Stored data
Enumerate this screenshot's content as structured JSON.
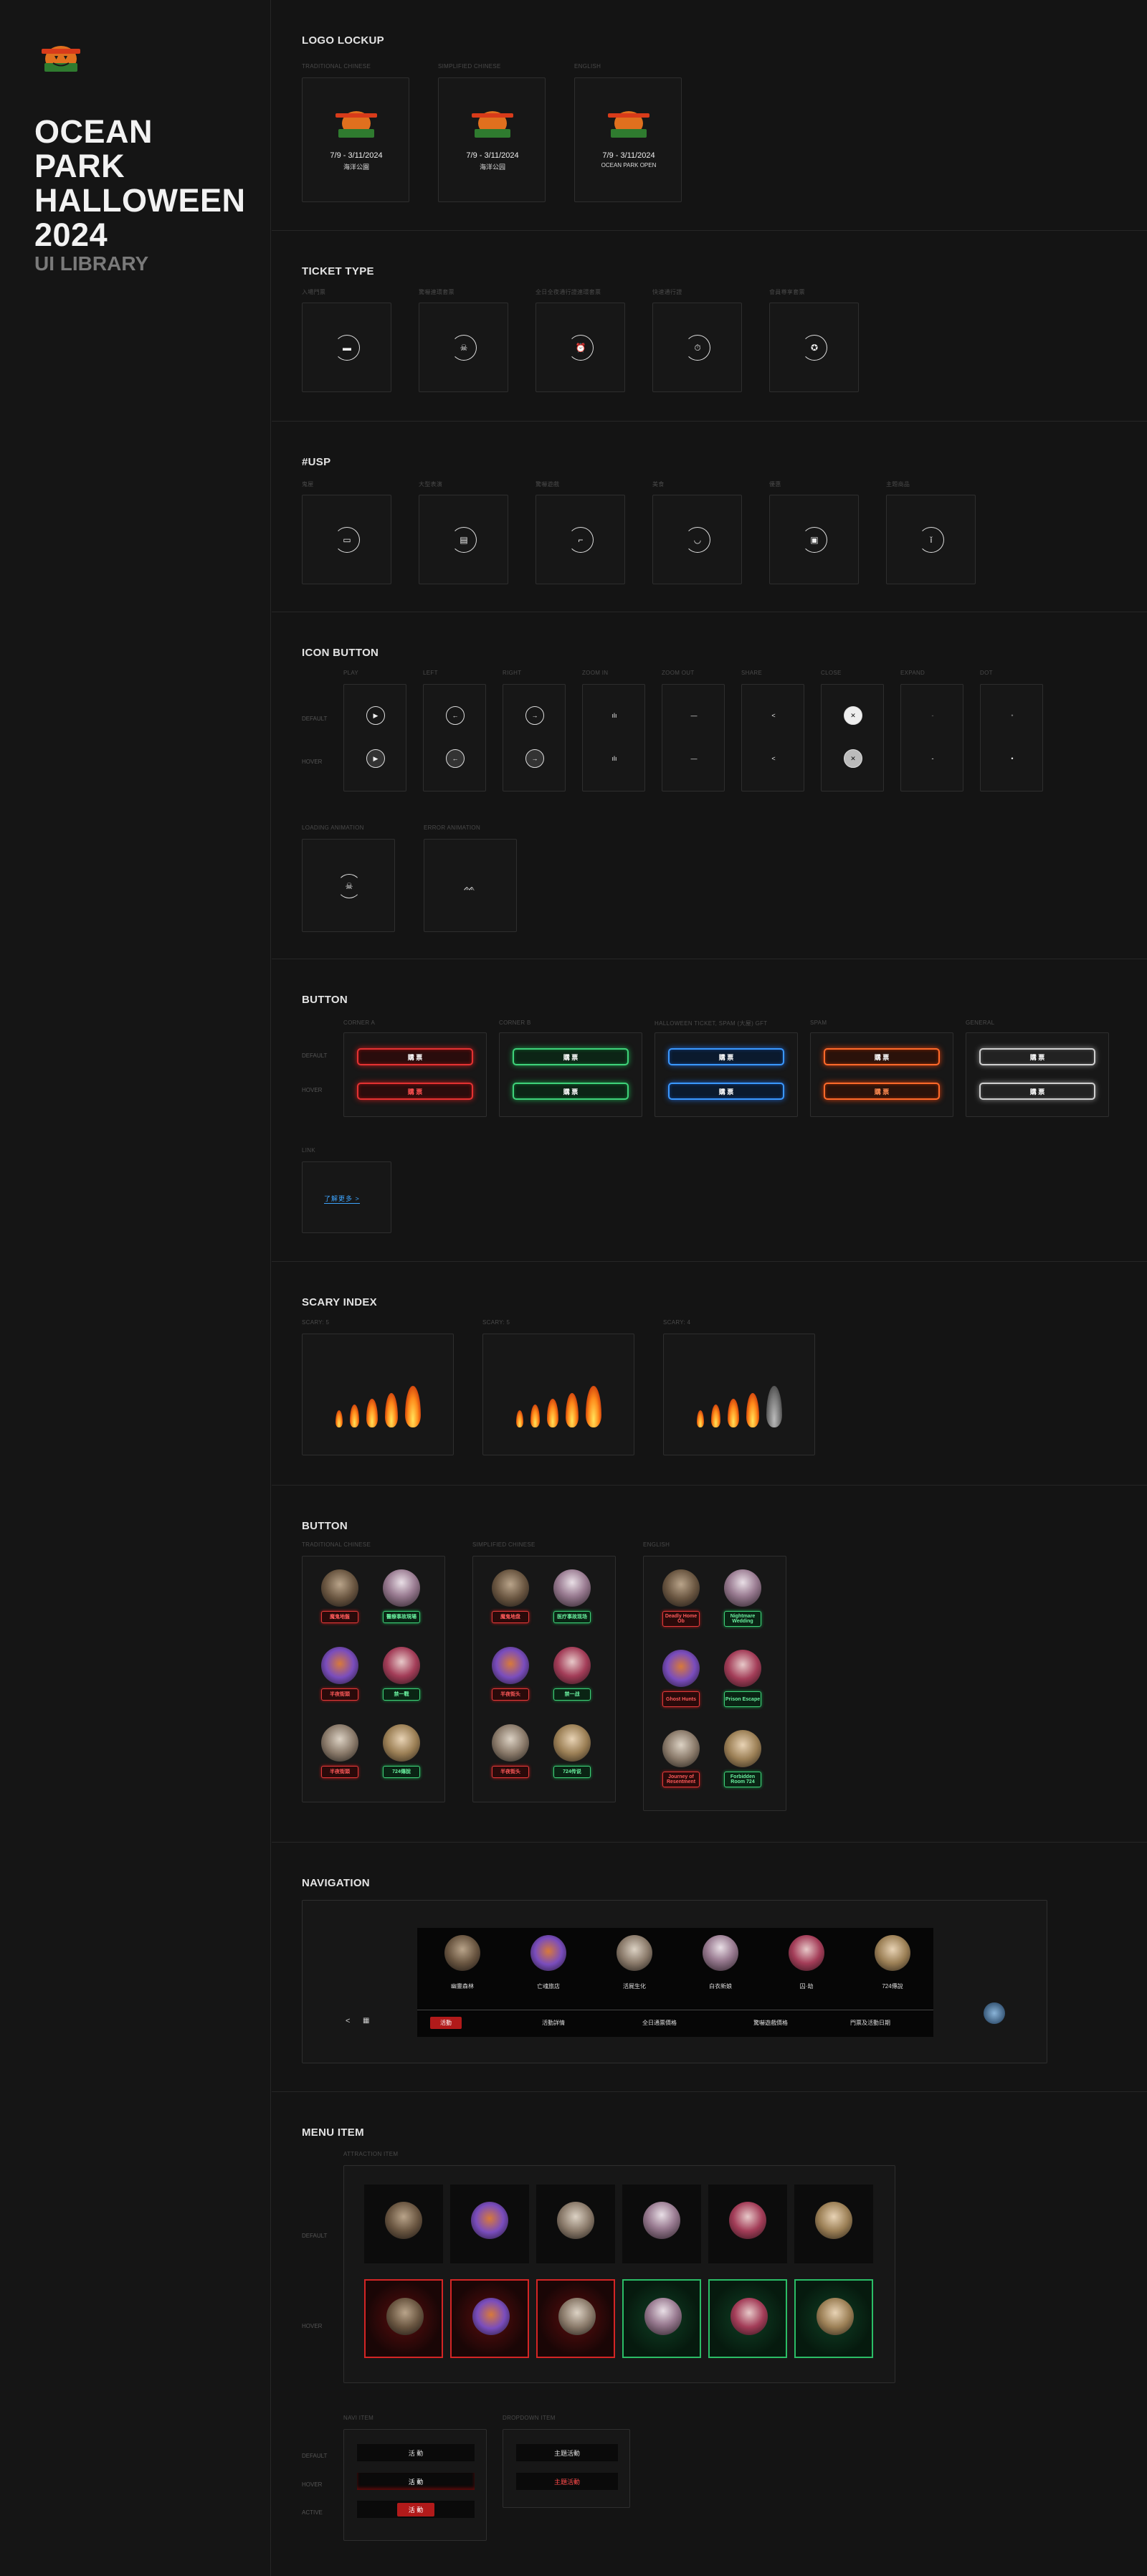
{
  "brand": {
    "title": "OCEAN PARK HALLOWEEN 2024",
    "subtitle": "UI LIBRARY",
    "logo_icon": "halloween-pumpkin-logo"
  },
  "logo_lockup": {
    "title": "LOGO LOCKUP",
    "variants": [
      {
        "label": "TRADITIONAL CHINESE",
        "date": "7/9 - 3/11/2024",
        "venue": "海洋公園"
      },
      {
        "label": "SIMPLIFIED CHINESE",
        "date": "7/9 - 3/11/2024",
        "venue": "海洋公园"
      },
      {
        "label": "ENGLISH",
        "date": "7/9 - 3/11/2024",
        "venue": "OCEAN PARK OPEN"
      }
    ]
  },
  "ticket_type": {
    "title": "TICKET TYPE",
    "items": [
      {
        "label": "入場門票",
        "icon": "ticket-icon"
      },
      {
        "label": "驚嚇連環套票",
        "icon": "skull-icon"
      },
      {
        "label": "全日全夜通行證連環套票",
        "icon": "alarm-clock-icon"
      },
      {
        "label": "快速通行證",
        "icon": "stopwatch-icon"
      },
      {
        "label": "會員尊享套票",
        "icon": "medal-icon"
      }
    ]
  },
  "usp": {
    "title": "#USP",
    "items": [
      {
        "label": "鬼屋",
        "icon": "car-icon"
      },
      {
        "label": "大型表演",
        "icon": "presentation-icon"
      },
      {
        "label": "驚嚇遊戲",
        "icon": "plug-icon"
      },
      {
        "label": "美食",
        "icon": "food-bowl-icon"
      },
      {
        "label": "優惠",
        "icon": "coupon-icon"
      },
      {
        "label": "主題商品",
        "icon": "bottle-icon"
      }
    ]
  },
  "icon_button": {
    "title": "ICON BUTTON",
    "row_labels": [
      "DEFAULT",
      "HOVER"
    ],
    "columns": [
      {
        "label": "PLAY",
        "icon": "play-icon",
        "glyph": "▶"
      },
      {
        "label": "LEFT",
        "icon": "arrow-left-icon",
        "glyph": "←"
      },
      {
        "label": "RIGHT",
        "icon": "arrow-right-icon",
        "glyph": "→"
      },
      {
        "label": "ZOOM IN",
        "icon": "zoom-in-icon",
        "glyph": "ılı"
      },
      {
        "label": "ZOOM OUT",
        "icon": "zoom-out-icon",
        "glyph": "—"
      },
      {
        "label": "SHARE",
        "icon": "share-icon",
        "glyph": "<"
      },
      {
        "label": "CLOSE",
        "icon": "close-icon",
        "glyph": "✕"
      },
      {
        "label": "EXPAND",
        "icon": "expand-icon",
        "glyph": "-"
      },
      {
        "label": "DOT",
        "icon": "dot-icon",
        "glyph": "•"
      }
    ],
    "animations": [
      {
        "label": "LOADING ANIMATION",
        "icon": "skull-loading-icon"
      },
      {
        "label": "ERROR ANIMATION",
        "icon": "bat-icon"
      }
    ]
  },
  "button": {
    "title": "BUTTON",
    "row_labels": [
      "DEFAULT",
      "HOVER"
    ],
    "variants": [
      {
        "label": "CORNER A",
        "style": "red",
        "default": "購 票",
        "hover": "購 票"
      },
      {
        "label": "CORNER B",
        "style": "green",
        "default": "購 票",
        "hover": "購 票"
      },
      {
        "label": "HALLOWEEN TICKET, SPAM (大屋) GFT",
        "style": "blue",
        "default": "購 票",
        "hover": "購 票"
      },
      {
        "label": "SPAM",
        "style": "orange",
        "default": "購 票",
        "hover": "購 票"
      },
      {
        "label": "GENERAL",
        "style": "grey",
        "default": "購 票",
        "hover": "購 票"
      }
    ],
    "link_label": "LINK",
    "link_text": "了解更多 >"
  },
  "scary_index": {
    "title": "SCARY INDEX",
    "items": [
      {
        "label": "SCARY: 5",
        "level": 5
      },
      {
        "label": "SCARY: 5",
        "level": 5
      },
      {
        "label": "SCARY: 4",
        "level": 4
      }
    ]
  },
  "character_button": {
    "title": "BUTTON",
    "columns": [
      {
        "label": "TRADITIONAL CHINESE",
        "tags": [
          "魔鬼地盤",
          "醫療事故現場",
          "半夜街頭",
          "禁一戰",
          "半夜街頭",
          "724傳說"
        ]
      },
      {
        "label": "SIMPLIFIED CHINESE",
        "tags": [
          "魔鬼地盘",
          "医疗事故现场",
          "半夜街头",
          "禁一战",
          "半夜街头",
          "724传说"
        ]
      },
      {
        "label": "ENGLISH",
        "tags": [
          "Deadly Home Ob",
          "Nightmare Wedding",
          "Ghost Hunts",
          "Prison Escape",
          "Journey of Resentment",
          "Forbidden Room 724"
        ]
      }
    ]
  },
  "navigation": {
    "title": "NAVIGATION",
    "items": [
      "幽靈森林",
      "亡魂旅店",
      "活屍生化",
      "白衣新娘",
      "囚·劫",
      "724傳說"
    ],
    "tabs": [
      "活動",
      "活動詳情",
      "全日通票價格",
      "驚嚇遊戲價格",
      "門票及活動日期"
    ],
    "share_icon": "share-icon",
    "calendar_icon": "calendar-icon",
    "chat_icon": "chat-bot-icon"
  },
  "menu_item": {
    "title": "MENU ITEM",
    "attraction_label": "ATTRACTION ITEM",
    "row_labels": [
      "DEFAULT",
      "HOVER"
    ],
    "nav_item_label": "NAVI ITEM",
    "nav_rows": [
      "DEFAULT",
      "HOVER",
      "ACTIVE"
    ],
    "nav_text": "活 動",
    "dropdown_label": "DROPDOWN ITEM",
    "dropdown_items": [
      "主題活動",
      "主題活動"
    ]
  }
}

**Objective**.
Print the whole listing above once more, word for word, without its pictures.

**Problem solution**.
Enumerate this screenshot's content as structured JSON.
{
  "brand": {
    "title": "OCEAN PARK HALLOWEEN 2024",
    "subtitle": "UI LIBRARY",
    "logo_icon": "halloween-pumpkin-logo"
  },
  "logo_lockup": {
    "title": "LOGO LOCKUP",
    "variants": [
      {
        "label": "TRADITIONAL CHINESE",
        "date": "7/9 - 3/11/2024",
        "venue": "海洋公園"
      },
      {
        "label": "SIMPLIFIED CHINESE",
        "date": "7/9 - 3/11/2024",
        "venue": "海洋公园"
      },
      {
        "label": "ENGLISH",
        "date": "7/9 - 3/11/2024",
        "venue": "OCEAN PARK OPEN"
      }
    ]
  },
  "ticket_type": {
    "title": "TICKET TYPE",
    "items": [
      {
        "label": "入場門票",
        "icon": "ticket-icon"
      },
      {
        "label": "驚嚇連環套票",
        "icon": "skull-icon"
      },
      {
        "label": "全日全夜通行證連環套票",
        "icon": "alarm-clock-icon"
      },
      {
        "label": "快速通行證",
        "icon": "stopwatch-icon"
      },
      {
        "label": "會員尊享套票",
        "icon": "medal-icon"
      }
    ]
  },
  "usp": {
    "title": "#USP",
    "items": [
      {
        "label": "鬼屋",
        "icon": "car-icon"
      },
      {
        "label": "大型表演",
        "icon": "presentation-icon"
      },
      {
        "label": "驚嚇遊戲",
        "icon": "plug-icon"
      },
      {
        "label": "美食",
        "icon": "food-bowl-icon"
      },
      {
        "label": "優惠",
        "icon": "coupon-icon"
      },
      {
        "label": "主題商品",
        "icon": "bottle-icon"
      }
    ]
  },
  "icon_button": {
    "title": "ICON BUTTON",
    "row_labels": [
      "DEFAULT",
      "HOVER"
    ],
    "columns": [
      {
        "label": "PLAY",
        "icon": "play-icon",
        "glyph": "▶"
      },
      {
        "label": "LEFT",
        "icon": "arrow-left-icon",
        "glyph": "←"
      },
      {
        "label": "RIGHT",
        "icon": "arrow-right-icon",
        "glyph": "→"
      },
      {
        "label": "ZOOM IN",
        "icon": "zoom-in-icon",
        "glyph": "ılı"
      },
      {
        "label": "ZOOM OUT",
        "icon": "zoom-out-icon",
        "glyph": "—"
      },
      {
        "label": "SHARE",
        "icon": "share-icon",
        "glyph": "<"
      },
      {
        "label": "CLOSE",
        "icon": "close-icon",
        "glyph": "✕"
      },
      {
        "label": "EXPAND",
        "icon": "expand-icon",
        "glyph": "-"
      },
      {
        "label": "DOT",
        "icon": "dot-icon",
        "glyph": "•"
      }
    ],
    "animations": [
      {
        "label": "LOADING ANIMATION",
        "icon": "skull-loading-icon"
      },
      {
        "label": "ERROR ANIMATION",
        "icon": "bat-icon"
      }
    ]
  },
  "button": {
    "title": "BUTTON",
    "row_labels": [
      "DEFAULT",
      "HOVER"
    ],
    "variants": [
      {
        "label": "CORNER A",
        "style": "red",
        "default": "購 票",
        "hover": "購 票"
      },
      {
        "label": "CORNER B",
        "style": "green",
        "default": "購 票",
        "hover": "購 票"
      },
      {
        "label": "HALLOWEEN TICKET, SPAM (大屋) GFT",
        "style": "blue",
        "default": "購 票",
        "hover": "購 票"
      },
      {
        "label": "SPAM",
        "style": "orange",
        "default": "購 票",
        "hover": "購 票"
      },
      {
        "label": "GENERAL",
        "style": "grey",
        "default": "購 票",
        "hover": "購 票"
      }
    ],
    "link_label": "LINK",
    "link_text": "了解更多 >"
  },
  "scary_index": {
    "title": "SCARY INDEX",
    "items": [
      {
        "label": "SCARY: 5",
        "level": 5
      },
      {
        "label": "SCARY: 5",
        "level": 5
      },
      {
        "label": "SCARY: 4",
        "level": 4
      }
    ]
  },
  "character_button": {
    "title": "BUTTON",
    "columns": [
      {
        "label": "TRADITIONAL CHINESE",
        "tags": [
          "魔鬼地盤",
          "醫療事故現場",
          "半夜街頭",
          "禁一戰",
          "半夜街頭",
          "724傳說"
        ]
      },
      {
        "label": "SIMPLIFIED CHINESE",
        "tags": [
          "魔鬼地盘",
          "医疗事故现场",
          "半夜街头",
          "禁一战",
          "半夜街头",
          "724传说"
        ]
      },
      {
        "label": "ENGLISH",
        "tags": [
          "Deadly Home Ob",
          "Nightmare Wedding",
          "Ghost Hunts",
          "Prison Escape",
          "Journey of Resentment",
          "Forbidden Room 724"
        ]
      }
    ]
  },
  "navigation": {
    "title": "NAVIGATION",
    "items": [
      "幽靈森林",
      "亡魂旅店",
      "活屍生化",
      "白衣新娘",
      "囚·劫",
      "724傳說"
    ],
    "tabs": [
      "活動",
      "活動詳情",
      "全日通票價格",
      "驚嚇遊戲價格",
      "門票及活動日期"
    ],
    "share_icon": "share-icon",
    "calendar_icon": "calendar-icon",
    "chat_icon": "chat-bot-icon"
  },
  "menu_item": {
    "title": "MENU ITEM",
    "attraction_label": "ATTRACTION ITEM",
    "row_labels": [
      "DEFAULT",
      "HOVER"
    ],
    "nav_item_label": "NAVI ITEM",
    "nav_rows": [
      "DEFAULT",
      "HOVER",
      "ACTIVE"
    ],
    "nav_text": "活 動",
    "dropdown_label": "DROPDOWN ITEM",
    "dropdown_items": [
      "主題活動",
      "主題活動"
    ]
  }
}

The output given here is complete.